- What to work on -
Copy every line of the data that contains the string "Device".

- Material for the task -
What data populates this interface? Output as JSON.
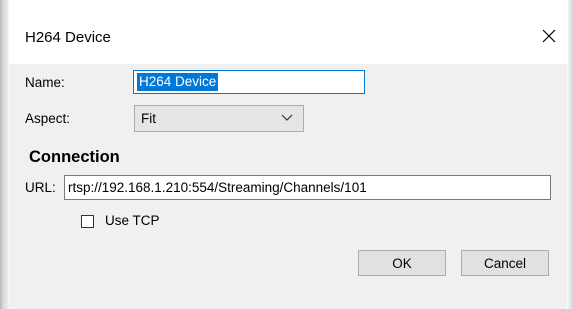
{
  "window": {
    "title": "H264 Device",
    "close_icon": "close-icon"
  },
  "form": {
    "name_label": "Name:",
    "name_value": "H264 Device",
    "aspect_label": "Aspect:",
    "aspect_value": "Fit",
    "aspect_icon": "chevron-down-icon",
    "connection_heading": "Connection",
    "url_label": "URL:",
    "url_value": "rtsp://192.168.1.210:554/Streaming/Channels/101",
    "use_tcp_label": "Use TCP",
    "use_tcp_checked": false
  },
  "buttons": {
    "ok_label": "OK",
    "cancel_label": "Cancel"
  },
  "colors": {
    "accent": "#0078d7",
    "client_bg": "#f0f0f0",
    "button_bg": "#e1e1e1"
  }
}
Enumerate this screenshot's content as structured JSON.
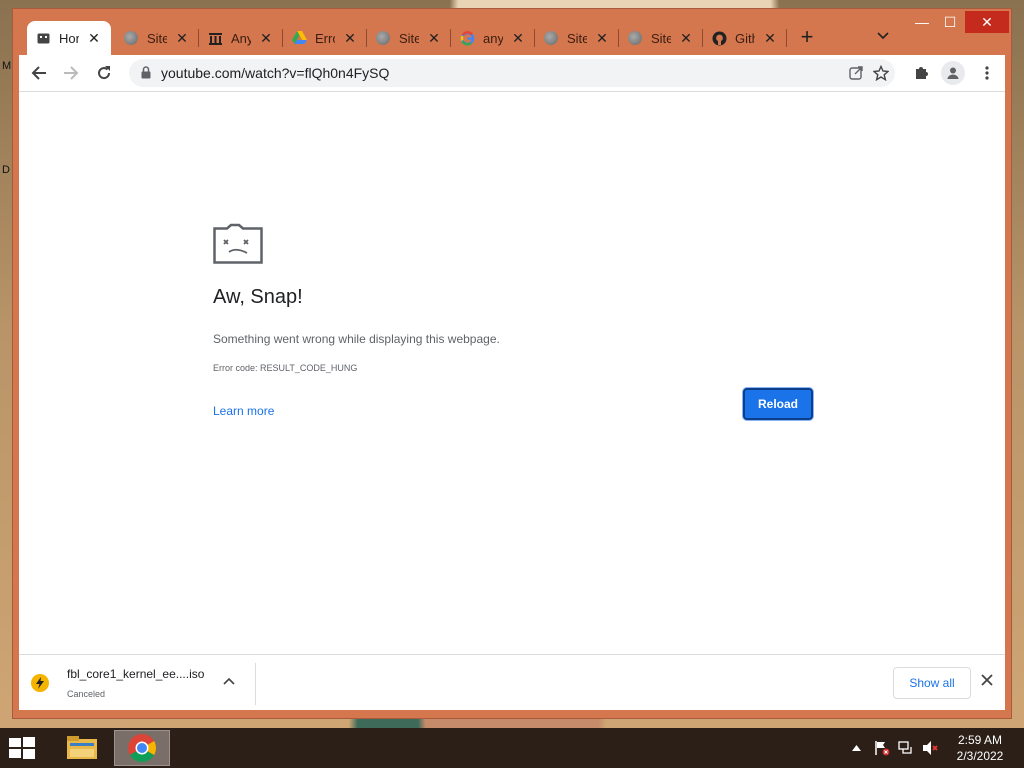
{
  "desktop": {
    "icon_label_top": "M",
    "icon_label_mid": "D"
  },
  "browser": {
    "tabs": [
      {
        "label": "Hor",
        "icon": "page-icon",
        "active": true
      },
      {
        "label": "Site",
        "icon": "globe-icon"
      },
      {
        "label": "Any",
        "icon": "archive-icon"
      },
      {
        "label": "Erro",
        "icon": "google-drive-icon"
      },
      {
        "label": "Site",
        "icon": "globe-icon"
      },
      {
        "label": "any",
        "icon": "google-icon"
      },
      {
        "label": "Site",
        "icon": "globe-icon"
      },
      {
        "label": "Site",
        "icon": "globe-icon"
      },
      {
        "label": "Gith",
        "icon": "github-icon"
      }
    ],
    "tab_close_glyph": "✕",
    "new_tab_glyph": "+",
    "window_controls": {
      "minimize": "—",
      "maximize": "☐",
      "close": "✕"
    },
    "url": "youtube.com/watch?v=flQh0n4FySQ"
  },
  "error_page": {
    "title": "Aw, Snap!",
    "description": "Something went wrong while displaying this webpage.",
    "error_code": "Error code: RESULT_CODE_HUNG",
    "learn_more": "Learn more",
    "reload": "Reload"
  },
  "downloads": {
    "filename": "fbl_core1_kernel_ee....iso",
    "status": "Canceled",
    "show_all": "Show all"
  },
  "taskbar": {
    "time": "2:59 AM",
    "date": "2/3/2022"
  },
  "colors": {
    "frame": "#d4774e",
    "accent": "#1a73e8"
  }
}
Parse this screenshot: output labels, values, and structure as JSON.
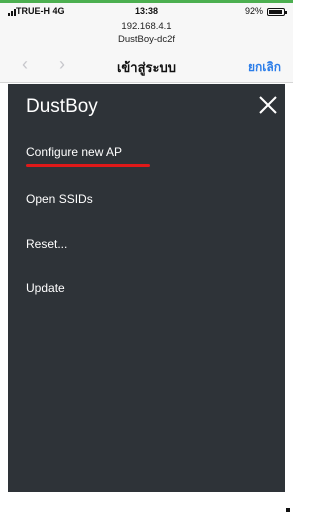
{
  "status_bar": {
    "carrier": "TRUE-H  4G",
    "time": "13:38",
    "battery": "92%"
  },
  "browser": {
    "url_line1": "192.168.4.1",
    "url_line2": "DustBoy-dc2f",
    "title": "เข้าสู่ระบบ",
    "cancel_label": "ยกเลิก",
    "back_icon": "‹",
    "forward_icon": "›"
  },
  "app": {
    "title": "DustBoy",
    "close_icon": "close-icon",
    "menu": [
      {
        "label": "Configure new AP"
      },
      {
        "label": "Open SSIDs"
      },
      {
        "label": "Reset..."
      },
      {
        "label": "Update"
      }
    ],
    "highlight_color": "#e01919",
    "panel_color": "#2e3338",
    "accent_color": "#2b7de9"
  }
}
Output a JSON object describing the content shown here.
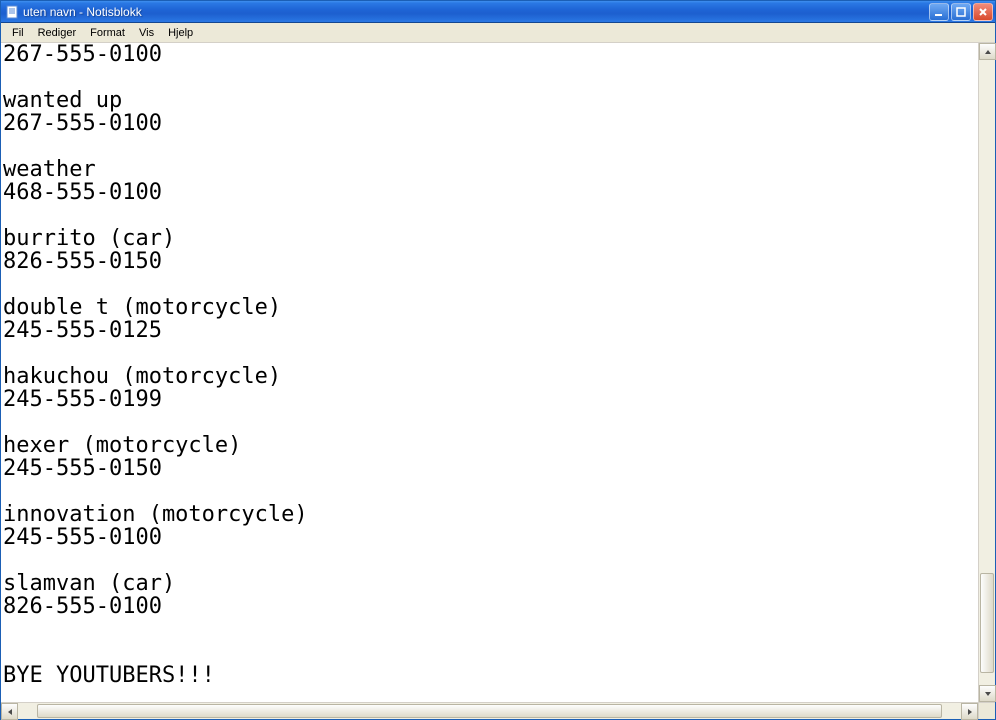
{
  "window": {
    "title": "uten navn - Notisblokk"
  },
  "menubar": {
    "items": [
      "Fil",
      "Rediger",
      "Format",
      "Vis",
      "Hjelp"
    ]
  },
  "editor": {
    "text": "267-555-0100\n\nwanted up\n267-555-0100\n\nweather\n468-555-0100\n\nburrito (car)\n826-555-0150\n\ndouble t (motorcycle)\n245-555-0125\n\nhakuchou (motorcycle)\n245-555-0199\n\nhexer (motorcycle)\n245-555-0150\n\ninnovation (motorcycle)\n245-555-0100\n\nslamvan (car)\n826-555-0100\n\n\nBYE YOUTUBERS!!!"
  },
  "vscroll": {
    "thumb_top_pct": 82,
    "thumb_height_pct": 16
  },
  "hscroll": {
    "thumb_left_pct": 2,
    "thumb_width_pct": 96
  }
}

- Finished exercise -
    "title": "H264 Device",
    "name_value": "H264 Device",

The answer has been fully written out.